Stated task »
Pull out every line below that holds the word "xlabel".

━━━━━━

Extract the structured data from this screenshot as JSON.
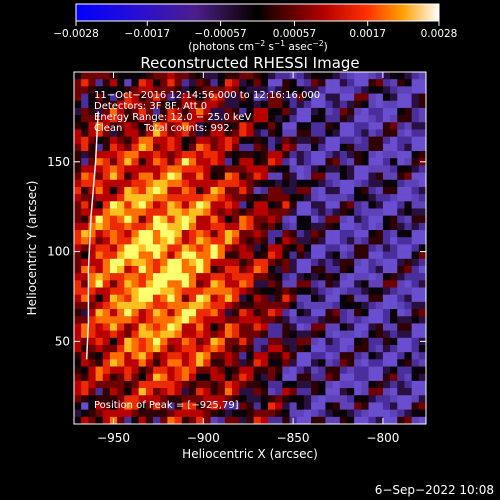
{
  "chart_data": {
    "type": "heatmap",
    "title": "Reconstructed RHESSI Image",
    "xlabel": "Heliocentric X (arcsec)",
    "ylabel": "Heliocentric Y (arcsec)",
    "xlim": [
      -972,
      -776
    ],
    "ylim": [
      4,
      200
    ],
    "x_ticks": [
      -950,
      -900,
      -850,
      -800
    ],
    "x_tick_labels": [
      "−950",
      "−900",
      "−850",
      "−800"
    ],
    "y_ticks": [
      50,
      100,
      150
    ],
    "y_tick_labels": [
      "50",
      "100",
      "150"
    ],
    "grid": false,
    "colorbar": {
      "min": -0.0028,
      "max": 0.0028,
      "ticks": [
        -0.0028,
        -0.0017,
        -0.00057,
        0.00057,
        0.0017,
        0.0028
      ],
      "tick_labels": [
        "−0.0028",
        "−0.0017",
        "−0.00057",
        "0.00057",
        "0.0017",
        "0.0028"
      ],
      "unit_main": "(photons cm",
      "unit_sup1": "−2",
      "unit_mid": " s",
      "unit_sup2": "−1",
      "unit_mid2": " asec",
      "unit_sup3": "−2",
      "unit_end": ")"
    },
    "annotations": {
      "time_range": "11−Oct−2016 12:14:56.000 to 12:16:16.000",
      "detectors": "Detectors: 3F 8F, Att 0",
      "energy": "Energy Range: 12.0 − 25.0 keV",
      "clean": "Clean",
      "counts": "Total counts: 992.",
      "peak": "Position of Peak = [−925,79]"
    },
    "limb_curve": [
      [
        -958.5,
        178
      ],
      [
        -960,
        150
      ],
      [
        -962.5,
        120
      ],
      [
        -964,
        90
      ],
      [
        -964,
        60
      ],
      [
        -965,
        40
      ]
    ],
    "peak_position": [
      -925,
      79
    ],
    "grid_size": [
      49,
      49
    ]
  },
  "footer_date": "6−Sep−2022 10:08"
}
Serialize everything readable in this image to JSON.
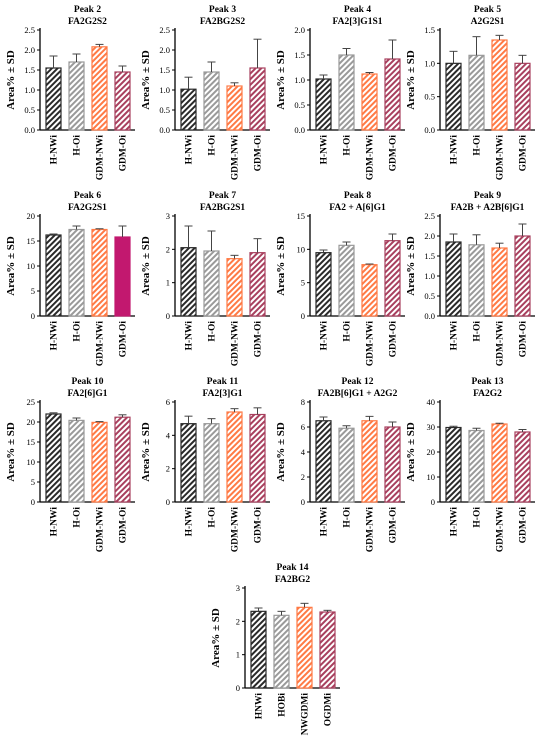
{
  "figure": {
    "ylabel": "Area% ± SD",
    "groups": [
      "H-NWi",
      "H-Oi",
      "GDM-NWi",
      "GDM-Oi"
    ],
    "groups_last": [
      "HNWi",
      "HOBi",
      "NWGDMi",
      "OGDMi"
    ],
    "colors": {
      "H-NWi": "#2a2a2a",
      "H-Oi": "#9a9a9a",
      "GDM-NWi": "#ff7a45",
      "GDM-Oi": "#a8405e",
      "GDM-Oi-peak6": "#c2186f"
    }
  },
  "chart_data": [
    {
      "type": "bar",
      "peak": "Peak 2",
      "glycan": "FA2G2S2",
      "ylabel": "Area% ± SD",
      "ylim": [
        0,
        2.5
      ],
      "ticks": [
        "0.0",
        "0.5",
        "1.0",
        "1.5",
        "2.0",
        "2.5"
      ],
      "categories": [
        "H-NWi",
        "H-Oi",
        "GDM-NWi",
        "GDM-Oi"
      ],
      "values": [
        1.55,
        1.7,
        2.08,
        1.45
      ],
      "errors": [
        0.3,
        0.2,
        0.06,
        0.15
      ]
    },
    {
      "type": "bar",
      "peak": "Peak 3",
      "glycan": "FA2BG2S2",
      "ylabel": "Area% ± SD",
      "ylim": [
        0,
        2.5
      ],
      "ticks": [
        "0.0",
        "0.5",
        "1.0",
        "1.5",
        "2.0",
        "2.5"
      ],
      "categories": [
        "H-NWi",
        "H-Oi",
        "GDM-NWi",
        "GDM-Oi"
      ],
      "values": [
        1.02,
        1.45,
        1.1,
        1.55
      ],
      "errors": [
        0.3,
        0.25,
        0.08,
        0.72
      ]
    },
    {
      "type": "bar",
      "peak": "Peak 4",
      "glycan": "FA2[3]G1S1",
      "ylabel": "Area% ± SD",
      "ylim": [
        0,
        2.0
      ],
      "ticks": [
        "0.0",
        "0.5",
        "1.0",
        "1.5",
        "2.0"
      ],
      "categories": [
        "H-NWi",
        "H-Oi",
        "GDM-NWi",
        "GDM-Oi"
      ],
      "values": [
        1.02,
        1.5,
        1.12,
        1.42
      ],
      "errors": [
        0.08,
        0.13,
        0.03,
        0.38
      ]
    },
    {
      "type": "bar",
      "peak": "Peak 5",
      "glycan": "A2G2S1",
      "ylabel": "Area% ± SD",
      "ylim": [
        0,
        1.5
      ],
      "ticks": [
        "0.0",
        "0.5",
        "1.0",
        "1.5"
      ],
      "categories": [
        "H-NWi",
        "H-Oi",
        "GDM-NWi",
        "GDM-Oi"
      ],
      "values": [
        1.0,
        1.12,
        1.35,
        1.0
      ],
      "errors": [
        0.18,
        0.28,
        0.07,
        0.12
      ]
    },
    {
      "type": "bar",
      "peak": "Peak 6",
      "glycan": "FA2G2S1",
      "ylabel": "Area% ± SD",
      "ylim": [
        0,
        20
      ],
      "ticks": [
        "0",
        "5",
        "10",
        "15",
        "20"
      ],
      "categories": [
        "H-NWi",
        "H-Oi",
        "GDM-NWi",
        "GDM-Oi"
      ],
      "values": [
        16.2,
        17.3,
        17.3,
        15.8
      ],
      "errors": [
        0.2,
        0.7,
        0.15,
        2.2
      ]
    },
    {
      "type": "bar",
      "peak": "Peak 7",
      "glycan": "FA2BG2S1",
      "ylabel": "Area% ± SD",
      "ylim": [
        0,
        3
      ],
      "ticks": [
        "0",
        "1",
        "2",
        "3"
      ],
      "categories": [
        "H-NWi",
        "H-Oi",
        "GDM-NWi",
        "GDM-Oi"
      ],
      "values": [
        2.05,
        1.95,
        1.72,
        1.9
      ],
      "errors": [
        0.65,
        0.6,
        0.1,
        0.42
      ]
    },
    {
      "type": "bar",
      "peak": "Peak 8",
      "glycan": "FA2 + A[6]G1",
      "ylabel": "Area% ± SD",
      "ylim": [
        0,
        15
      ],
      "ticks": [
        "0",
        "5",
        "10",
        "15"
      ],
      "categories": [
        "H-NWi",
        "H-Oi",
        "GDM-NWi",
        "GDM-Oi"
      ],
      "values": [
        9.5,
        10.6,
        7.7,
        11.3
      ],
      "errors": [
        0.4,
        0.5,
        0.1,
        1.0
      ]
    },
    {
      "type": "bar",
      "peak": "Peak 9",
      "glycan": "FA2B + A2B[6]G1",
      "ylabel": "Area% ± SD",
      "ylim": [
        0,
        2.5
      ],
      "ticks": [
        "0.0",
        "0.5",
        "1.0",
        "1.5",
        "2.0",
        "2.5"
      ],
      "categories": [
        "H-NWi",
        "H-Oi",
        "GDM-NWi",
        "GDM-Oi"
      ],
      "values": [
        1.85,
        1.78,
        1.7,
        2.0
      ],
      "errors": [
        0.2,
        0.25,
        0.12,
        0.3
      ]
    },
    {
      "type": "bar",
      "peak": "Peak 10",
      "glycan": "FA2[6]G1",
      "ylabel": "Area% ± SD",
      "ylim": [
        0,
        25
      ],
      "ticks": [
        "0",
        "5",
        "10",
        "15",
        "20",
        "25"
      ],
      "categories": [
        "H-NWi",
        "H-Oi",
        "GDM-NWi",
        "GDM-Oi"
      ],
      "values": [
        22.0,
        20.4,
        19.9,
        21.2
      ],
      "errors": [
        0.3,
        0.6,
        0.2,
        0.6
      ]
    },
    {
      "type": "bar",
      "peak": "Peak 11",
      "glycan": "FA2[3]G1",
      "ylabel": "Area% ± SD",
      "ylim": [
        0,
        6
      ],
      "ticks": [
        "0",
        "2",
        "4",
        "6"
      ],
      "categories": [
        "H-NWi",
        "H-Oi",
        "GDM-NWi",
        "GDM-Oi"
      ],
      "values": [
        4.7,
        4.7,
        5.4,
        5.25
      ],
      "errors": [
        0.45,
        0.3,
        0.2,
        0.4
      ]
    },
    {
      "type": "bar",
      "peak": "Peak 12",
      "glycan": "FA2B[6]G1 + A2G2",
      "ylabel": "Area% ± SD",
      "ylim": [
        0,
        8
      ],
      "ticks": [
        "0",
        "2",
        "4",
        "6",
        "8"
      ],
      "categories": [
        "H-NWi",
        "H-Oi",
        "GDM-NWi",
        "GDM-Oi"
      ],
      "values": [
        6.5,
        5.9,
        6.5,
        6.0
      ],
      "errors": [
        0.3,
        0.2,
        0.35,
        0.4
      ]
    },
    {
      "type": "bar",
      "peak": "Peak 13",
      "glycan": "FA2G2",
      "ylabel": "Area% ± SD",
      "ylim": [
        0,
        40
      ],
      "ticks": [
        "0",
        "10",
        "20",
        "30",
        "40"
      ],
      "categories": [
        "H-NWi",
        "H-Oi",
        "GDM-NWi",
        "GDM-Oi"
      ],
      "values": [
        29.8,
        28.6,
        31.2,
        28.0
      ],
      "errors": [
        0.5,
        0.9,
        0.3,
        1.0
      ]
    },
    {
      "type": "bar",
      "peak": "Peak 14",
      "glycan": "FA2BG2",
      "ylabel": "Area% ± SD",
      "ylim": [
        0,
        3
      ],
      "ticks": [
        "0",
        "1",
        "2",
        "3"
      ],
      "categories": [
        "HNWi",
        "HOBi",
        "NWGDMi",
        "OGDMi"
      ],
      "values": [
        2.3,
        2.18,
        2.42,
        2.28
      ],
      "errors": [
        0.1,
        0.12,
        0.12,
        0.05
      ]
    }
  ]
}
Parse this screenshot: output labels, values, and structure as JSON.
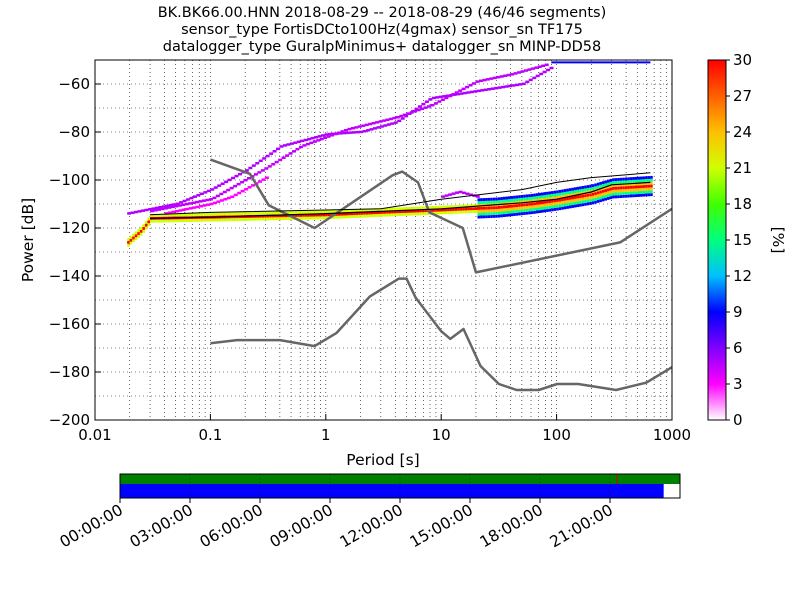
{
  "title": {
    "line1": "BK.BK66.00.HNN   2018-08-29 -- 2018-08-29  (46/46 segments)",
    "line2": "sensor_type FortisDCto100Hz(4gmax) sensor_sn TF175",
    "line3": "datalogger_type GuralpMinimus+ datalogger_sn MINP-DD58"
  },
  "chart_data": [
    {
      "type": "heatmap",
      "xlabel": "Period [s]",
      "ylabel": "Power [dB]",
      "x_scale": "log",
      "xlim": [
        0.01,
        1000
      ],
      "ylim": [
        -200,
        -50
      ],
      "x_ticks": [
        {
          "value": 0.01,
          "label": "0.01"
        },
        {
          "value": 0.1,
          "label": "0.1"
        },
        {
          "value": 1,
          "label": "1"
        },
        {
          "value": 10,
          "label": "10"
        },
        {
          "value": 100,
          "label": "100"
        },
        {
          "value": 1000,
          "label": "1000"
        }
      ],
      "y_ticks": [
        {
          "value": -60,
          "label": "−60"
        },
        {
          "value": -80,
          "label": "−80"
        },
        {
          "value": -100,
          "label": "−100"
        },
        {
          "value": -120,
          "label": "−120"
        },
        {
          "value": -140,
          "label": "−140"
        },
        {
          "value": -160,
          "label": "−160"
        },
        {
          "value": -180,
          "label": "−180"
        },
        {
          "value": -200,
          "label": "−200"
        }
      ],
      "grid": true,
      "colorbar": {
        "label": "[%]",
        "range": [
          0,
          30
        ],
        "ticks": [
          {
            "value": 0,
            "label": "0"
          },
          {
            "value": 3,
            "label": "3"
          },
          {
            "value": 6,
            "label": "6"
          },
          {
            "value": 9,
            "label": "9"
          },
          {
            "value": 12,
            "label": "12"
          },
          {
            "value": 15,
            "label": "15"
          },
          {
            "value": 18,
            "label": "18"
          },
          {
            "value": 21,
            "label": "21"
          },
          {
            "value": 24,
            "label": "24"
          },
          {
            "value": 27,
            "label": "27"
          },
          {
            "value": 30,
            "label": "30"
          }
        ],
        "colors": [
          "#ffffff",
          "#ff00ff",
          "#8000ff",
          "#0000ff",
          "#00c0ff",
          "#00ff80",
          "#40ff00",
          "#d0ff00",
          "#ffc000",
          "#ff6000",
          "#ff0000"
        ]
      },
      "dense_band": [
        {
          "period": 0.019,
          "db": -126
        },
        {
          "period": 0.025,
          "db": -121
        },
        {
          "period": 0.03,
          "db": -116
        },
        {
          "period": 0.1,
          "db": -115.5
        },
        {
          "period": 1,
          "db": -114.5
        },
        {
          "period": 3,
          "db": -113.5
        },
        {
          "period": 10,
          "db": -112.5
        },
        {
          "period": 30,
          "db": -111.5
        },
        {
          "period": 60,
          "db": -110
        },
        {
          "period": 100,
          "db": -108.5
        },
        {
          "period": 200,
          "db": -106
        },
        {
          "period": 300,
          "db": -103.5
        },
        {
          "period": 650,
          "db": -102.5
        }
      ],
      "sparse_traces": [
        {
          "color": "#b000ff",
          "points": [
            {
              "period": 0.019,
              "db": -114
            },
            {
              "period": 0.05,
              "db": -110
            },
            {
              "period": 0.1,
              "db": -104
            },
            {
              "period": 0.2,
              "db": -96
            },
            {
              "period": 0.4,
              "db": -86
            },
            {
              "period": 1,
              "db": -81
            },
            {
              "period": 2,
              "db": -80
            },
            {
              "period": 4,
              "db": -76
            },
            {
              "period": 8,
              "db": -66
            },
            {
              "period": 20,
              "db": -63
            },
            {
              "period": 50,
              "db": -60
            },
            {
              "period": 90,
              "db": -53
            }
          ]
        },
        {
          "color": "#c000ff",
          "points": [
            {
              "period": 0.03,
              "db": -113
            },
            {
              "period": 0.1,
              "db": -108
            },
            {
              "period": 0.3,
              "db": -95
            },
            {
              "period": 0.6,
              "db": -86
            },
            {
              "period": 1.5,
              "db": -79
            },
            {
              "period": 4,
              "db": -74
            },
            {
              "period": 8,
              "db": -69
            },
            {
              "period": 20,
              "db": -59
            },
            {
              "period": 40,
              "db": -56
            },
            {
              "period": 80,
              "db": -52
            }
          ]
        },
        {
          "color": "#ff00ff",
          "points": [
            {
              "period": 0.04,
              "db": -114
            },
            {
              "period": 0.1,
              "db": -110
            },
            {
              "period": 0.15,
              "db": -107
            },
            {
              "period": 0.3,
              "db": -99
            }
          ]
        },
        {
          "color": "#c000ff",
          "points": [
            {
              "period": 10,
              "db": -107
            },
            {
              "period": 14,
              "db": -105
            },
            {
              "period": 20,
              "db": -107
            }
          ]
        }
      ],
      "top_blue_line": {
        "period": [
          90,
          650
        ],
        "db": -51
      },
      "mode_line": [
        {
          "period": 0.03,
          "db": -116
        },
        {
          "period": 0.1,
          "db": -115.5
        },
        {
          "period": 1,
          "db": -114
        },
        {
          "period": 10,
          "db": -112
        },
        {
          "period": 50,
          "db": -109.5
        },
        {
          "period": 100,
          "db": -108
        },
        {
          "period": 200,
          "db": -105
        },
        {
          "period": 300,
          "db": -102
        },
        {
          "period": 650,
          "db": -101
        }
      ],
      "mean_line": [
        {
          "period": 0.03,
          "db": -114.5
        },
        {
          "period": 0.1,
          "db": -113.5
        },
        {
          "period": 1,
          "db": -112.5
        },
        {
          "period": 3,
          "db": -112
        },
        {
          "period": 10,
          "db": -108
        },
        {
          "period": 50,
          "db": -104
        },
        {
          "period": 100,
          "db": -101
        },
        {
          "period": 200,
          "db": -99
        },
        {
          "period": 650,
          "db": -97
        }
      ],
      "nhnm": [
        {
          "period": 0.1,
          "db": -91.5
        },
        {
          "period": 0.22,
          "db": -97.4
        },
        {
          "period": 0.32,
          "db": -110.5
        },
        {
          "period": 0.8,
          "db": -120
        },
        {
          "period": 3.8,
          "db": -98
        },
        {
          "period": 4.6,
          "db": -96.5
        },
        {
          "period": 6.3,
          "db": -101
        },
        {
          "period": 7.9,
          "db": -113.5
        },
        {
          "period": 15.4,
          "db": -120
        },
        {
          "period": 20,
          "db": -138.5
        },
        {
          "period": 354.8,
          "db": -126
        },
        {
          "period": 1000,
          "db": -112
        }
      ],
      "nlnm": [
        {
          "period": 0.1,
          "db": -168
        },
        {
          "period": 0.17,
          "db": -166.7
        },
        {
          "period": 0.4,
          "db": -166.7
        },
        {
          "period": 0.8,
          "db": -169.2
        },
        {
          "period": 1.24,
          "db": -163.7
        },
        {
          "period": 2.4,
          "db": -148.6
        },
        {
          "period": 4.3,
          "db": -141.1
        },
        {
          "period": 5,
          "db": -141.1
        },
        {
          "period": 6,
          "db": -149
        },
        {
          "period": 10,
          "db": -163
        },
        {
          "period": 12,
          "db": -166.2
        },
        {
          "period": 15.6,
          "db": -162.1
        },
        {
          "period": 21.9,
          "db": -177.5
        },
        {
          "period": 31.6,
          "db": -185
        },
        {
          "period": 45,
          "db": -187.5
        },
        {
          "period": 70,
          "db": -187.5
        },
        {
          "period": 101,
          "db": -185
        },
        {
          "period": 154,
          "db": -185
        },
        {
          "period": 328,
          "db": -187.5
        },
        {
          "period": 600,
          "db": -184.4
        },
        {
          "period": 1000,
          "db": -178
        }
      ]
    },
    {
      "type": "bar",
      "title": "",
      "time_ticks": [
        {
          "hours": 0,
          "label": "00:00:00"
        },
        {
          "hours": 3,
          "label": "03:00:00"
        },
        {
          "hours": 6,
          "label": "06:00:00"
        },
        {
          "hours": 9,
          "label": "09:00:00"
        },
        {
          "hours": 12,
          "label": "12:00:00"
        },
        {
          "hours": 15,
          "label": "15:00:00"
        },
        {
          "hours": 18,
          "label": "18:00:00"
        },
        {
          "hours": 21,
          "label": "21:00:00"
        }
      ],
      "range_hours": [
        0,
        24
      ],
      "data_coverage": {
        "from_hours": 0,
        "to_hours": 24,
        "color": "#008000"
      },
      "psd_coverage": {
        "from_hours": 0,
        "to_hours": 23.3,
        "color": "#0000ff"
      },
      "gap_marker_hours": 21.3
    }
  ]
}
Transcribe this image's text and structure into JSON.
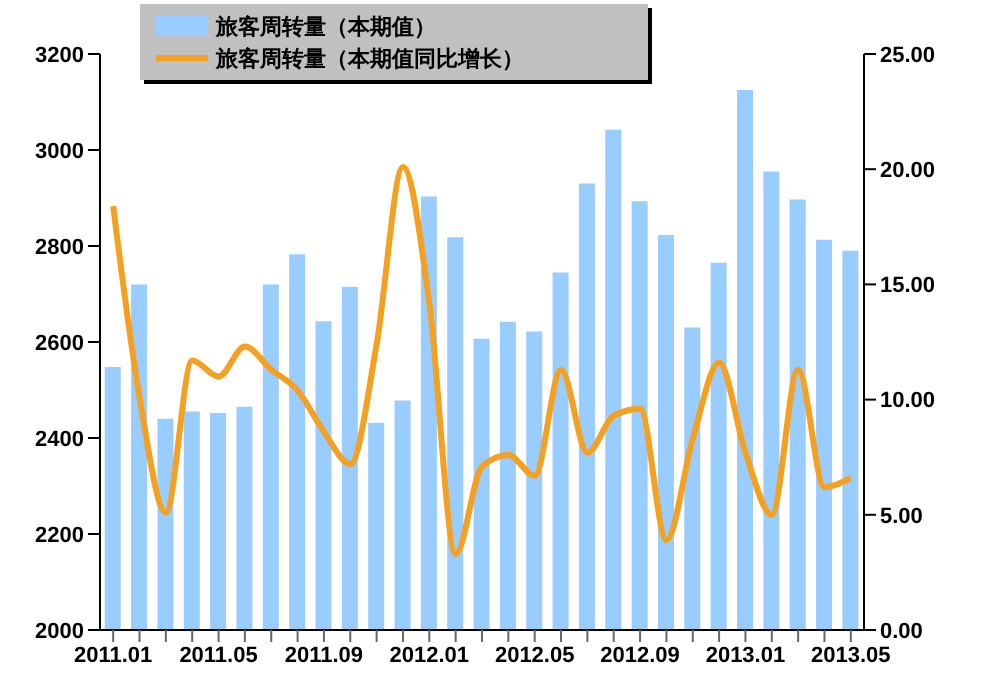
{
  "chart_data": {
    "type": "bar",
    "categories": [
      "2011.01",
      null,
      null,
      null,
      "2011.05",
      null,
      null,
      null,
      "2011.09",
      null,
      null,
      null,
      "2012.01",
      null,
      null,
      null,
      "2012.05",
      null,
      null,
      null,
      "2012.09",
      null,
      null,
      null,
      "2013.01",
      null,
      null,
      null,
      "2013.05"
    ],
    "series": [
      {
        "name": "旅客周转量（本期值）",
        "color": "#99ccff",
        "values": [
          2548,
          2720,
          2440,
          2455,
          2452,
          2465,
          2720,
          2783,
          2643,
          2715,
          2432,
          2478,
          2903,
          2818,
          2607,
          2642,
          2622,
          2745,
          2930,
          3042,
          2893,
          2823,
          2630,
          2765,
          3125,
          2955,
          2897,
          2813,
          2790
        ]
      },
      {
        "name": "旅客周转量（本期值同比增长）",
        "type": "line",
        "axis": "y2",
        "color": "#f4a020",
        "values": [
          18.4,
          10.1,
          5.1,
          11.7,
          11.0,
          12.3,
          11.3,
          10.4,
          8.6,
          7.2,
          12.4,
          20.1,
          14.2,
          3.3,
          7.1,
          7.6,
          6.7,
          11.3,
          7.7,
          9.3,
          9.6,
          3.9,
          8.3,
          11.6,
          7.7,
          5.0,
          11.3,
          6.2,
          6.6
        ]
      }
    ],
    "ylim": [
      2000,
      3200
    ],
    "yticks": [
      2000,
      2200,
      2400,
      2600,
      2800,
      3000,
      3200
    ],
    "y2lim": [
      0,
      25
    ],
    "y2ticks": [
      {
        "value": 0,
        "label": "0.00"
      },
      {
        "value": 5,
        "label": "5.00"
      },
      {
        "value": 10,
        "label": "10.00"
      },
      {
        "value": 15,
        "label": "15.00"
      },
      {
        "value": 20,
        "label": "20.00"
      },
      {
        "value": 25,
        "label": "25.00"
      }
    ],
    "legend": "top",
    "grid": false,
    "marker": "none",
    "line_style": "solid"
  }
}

━━━━━━

Solution to the problem »
    "xlabel": "Heliocentric X (arcsec)",
      "xlabel": "Period [s]",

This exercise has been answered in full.